→ **Prompt**: Copy out each line exactly; pictures stay out of the copy.

━━ Given data

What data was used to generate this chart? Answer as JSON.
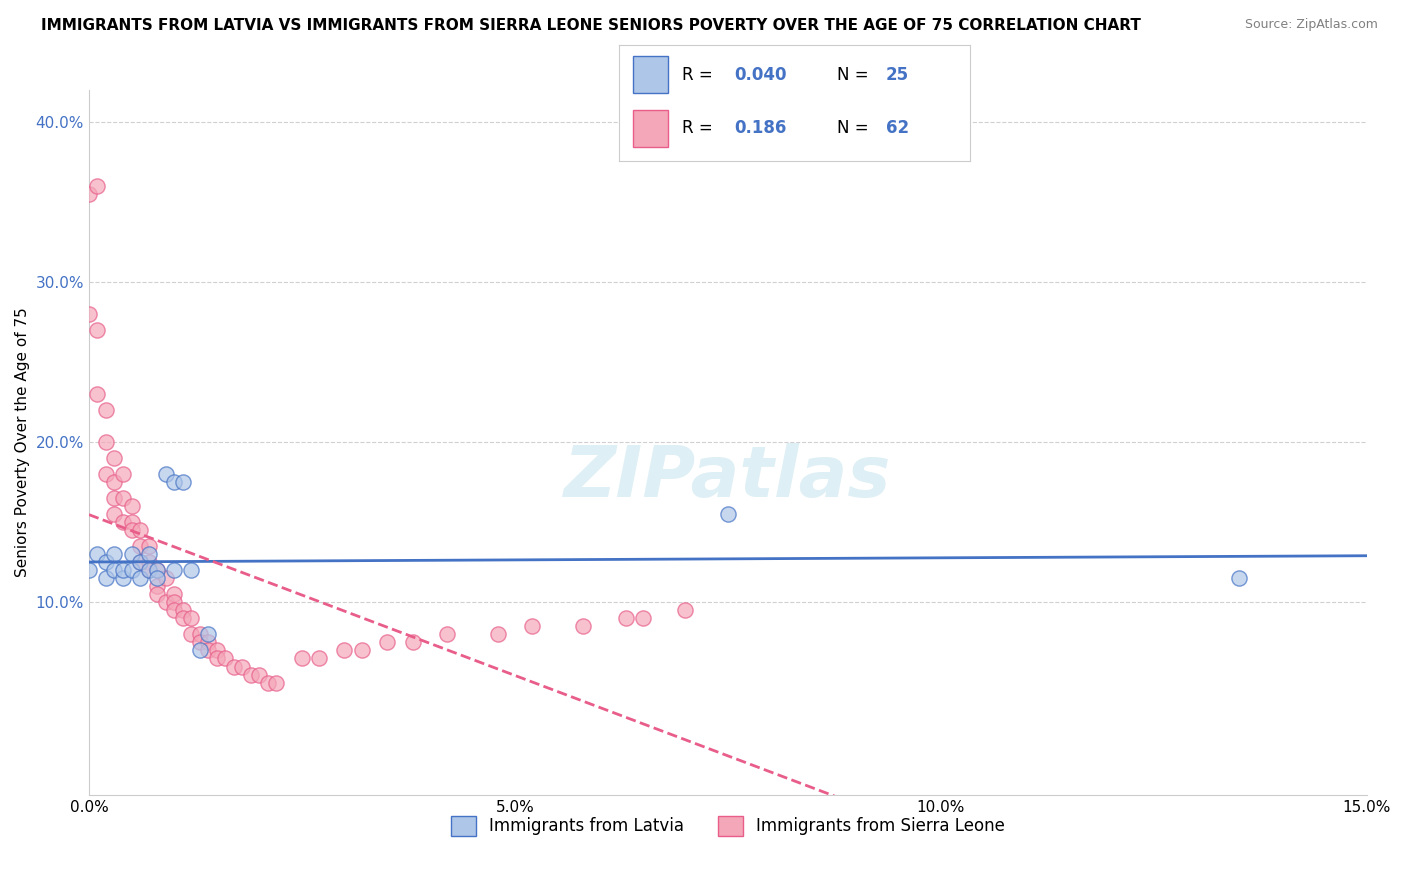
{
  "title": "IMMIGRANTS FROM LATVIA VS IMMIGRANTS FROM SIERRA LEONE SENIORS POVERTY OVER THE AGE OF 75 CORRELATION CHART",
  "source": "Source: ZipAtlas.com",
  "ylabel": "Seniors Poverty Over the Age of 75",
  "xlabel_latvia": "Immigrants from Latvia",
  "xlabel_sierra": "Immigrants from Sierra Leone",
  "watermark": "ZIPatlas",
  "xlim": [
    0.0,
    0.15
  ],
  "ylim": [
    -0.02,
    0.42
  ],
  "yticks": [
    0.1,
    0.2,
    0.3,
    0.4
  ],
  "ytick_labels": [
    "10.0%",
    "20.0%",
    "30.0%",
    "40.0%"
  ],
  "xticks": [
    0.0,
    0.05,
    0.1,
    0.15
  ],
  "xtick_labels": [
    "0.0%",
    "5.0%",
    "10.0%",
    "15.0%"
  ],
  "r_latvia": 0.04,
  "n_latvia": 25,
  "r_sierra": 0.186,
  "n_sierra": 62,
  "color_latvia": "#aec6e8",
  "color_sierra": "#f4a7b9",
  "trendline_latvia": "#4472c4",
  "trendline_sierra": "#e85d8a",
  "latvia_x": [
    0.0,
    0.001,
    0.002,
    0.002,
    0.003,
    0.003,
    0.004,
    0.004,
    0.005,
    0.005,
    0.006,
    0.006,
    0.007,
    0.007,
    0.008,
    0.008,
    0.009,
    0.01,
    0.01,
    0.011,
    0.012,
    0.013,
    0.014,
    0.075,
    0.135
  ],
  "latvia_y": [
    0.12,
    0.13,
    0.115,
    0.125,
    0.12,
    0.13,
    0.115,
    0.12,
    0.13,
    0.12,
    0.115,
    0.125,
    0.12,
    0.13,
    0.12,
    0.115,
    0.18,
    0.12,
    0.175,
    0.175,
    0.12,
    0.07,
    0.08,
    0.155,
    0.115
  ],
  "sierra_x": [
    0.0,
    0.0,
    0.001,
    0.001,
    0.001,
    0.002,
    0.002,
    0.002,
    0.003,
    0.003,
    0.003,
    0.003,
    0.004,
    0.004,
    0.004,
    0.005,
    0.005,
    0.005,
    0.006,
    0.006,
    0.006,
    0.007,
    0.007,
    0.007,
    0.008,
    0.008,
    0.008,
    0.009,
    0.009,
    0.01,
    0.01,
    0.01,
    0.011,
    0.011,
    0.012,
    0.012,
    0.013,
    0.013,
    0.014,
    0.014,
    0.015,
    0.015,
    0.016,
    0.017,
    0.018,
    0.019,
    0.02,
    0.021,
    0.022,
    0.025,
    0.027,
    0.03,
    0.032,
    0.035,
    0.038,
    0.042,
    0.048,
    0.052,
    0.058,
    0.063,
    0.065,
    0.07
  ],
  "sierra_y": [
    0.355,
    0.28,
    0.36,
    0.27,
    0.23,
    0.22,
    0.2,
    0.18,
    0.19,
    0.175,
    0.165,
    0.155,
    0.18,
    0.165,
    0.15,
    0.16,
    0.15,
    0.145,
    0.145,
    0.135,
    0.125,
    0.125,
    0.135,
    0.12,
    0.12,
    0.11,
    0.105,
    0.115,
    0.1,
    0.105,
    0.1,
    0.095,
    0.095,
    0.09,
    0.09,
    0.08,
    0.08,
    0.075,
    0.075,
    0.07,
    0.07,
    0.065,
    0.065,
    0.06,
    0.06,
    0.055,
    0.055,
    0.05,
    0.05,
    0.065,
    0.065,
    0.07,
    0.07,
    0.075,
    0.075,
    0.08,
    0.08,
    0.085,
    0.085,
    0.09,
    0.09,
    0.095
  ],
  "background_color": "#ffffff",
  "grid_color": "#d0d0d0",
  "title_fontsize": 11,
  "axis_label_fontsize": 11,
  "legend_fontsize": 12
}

━━━━

→ **Task result**:
What data was used to generate this chart? Answer as JSON.
{
  "title": "IMMIGRANTS FROM LATVIA VS IMMIGRANTS FROM SIERRA LEONE SENIORS POVERTY OVER THE AGE OF 75 CORRELATION CHART",
  "source": "Source: ZipAtlas.com",
  "ylabel": "Seniors Poverty Over the Age of 75",
  "xlabel_latvia": "Immigrants from Latvia",
  "xlabel_sierra": "Immigrants from Sierra Leone",
  "watermark": "ZIPatlas",
  "xlim": [
    0.0,
    0.15
  ],
  "ylim": [
    -0.02,
    0.42
  ],
  "yticks": [
    0.1,
    0.2,
    0.3,
    0.4
  ],
  "ytick_labels": [
    "10.0%",
    "20.0%",
    "30.0%",
    "40.0%"
  ],
  "xticks": [
    0.0,
    0.05,
    0.1,
    0.15
  ],
  "xtick_labels": [
    "0.0%",
    "5.0%",
    "10.0%",
    "15.0%"
  ],
  "r_latvia": 0.04,
  "n_latvia": 25,
  "r_sierra": 0.186,
  "n_sierra": 62,
  "color_latvia": "#aec6e8",
  "color_sierra": "#f4a7b9",
  "trendline_latvia": "#4472c4",
  "trendline_sierra": "#e85d8a",
  "latvia_x": [
    0.0,
    0.001,
    0.002,
    0.002,
    0.003,
    0.003,
    0.004,
    0.004,
    0.005,
    0.005,
    0.006,
    0.006,
    0.007,
    0.007,
    0.008,
    0.008,
    0.009,
    0.01,
    0.01,
    0.011,
    0.012,
    0.013,
    0.014,
    0.075,
    0.135
  ],
  "latvia_y": [
    0.12,
    0.13,
    0.115,
    0.125,
    0.12,
    0.13,
    0.115,
    0.12,
    0.13,
    0.12,
    0.115,
    0.125,
    0.12,
    0.13,
    0.12,
    0.115,
    0.18,
    0.12,
    0.175,
    0.175,
    0.12,
    0.07,
    0.08,
    0.155,
    0.115
  ],
  "sierra_x": [
    0.0,
    0.0,
    0.001,
    0.001,
    0.001,
    0.002,
    0.002,
    0.002,
    0.003,
    0.003,
    0.003,
    0.003,
    0.004,
    0.004,
    0.004,
    0.005,
    0.005,
    0.005,
    0.006,
    0.006,
    0.006,
    0.007,
    0.007,
    0.007,
    0.008,
    0.008,
    0.008,
    0.009,
    0.009,
    0.01,
    0.01,
    0.01,
    0.011,
    0.011,
    0.012,
    0.012,
    0.013,
    0.013,
    0.014,
    0.014,
    0.015,
    0.015,
    0.016,
    0.017,
    0.018,
    0.019,
    0.02,
    0.021,
    0.022,
    0.025,
    0.027,
    0.03,
    0.032,
    0.035,
    0.038,
    0.042,
    0.048,
    0.052,
    0.058,
    0.063,
    0.065,
    0.07
  ],
  "sierra_y": [
    0.355,
    0.28,
    0.36,
    0.27,
    0.23,
    0.22,
    0.2,
    0.18,
    0.19,
    0.175,
    0.165,
    0.155,
    0.18,
    0.165,
    0.15,
    0.16,
    0.15,
    0.145,
    0.145,
    0.135,
    0.125,
    0.125,
    0.135,
    0.12,
    0.12,
    0.11,
    0.105,
    0.115,
    0.1,
    0.105,
    0.1,
    0.095,
    0.095,
    0.09,
    0.09,
    0.08,
    0.08,
    0.075,
    0.075,
    0.07,
    0.07,
    0.065,
    0.065,
    0.06,
    0.06,
    0.055,
    0.055,
    0.05,
    0.05,
    0.065,
    0.065,
    0.07,
    0.07,
    0.075,
    0.075,
    0.08,
    0.08,
    0.085,
    0.085,
    0.09,
    0.09,
    0.095
  ],
  "background_color": "#ffffff",
  "grid_color": "#d0d0d0",
  "title_fontsize": 11,
  "axis_label_fontsize": 11,
  "legend_fontsize": 12
}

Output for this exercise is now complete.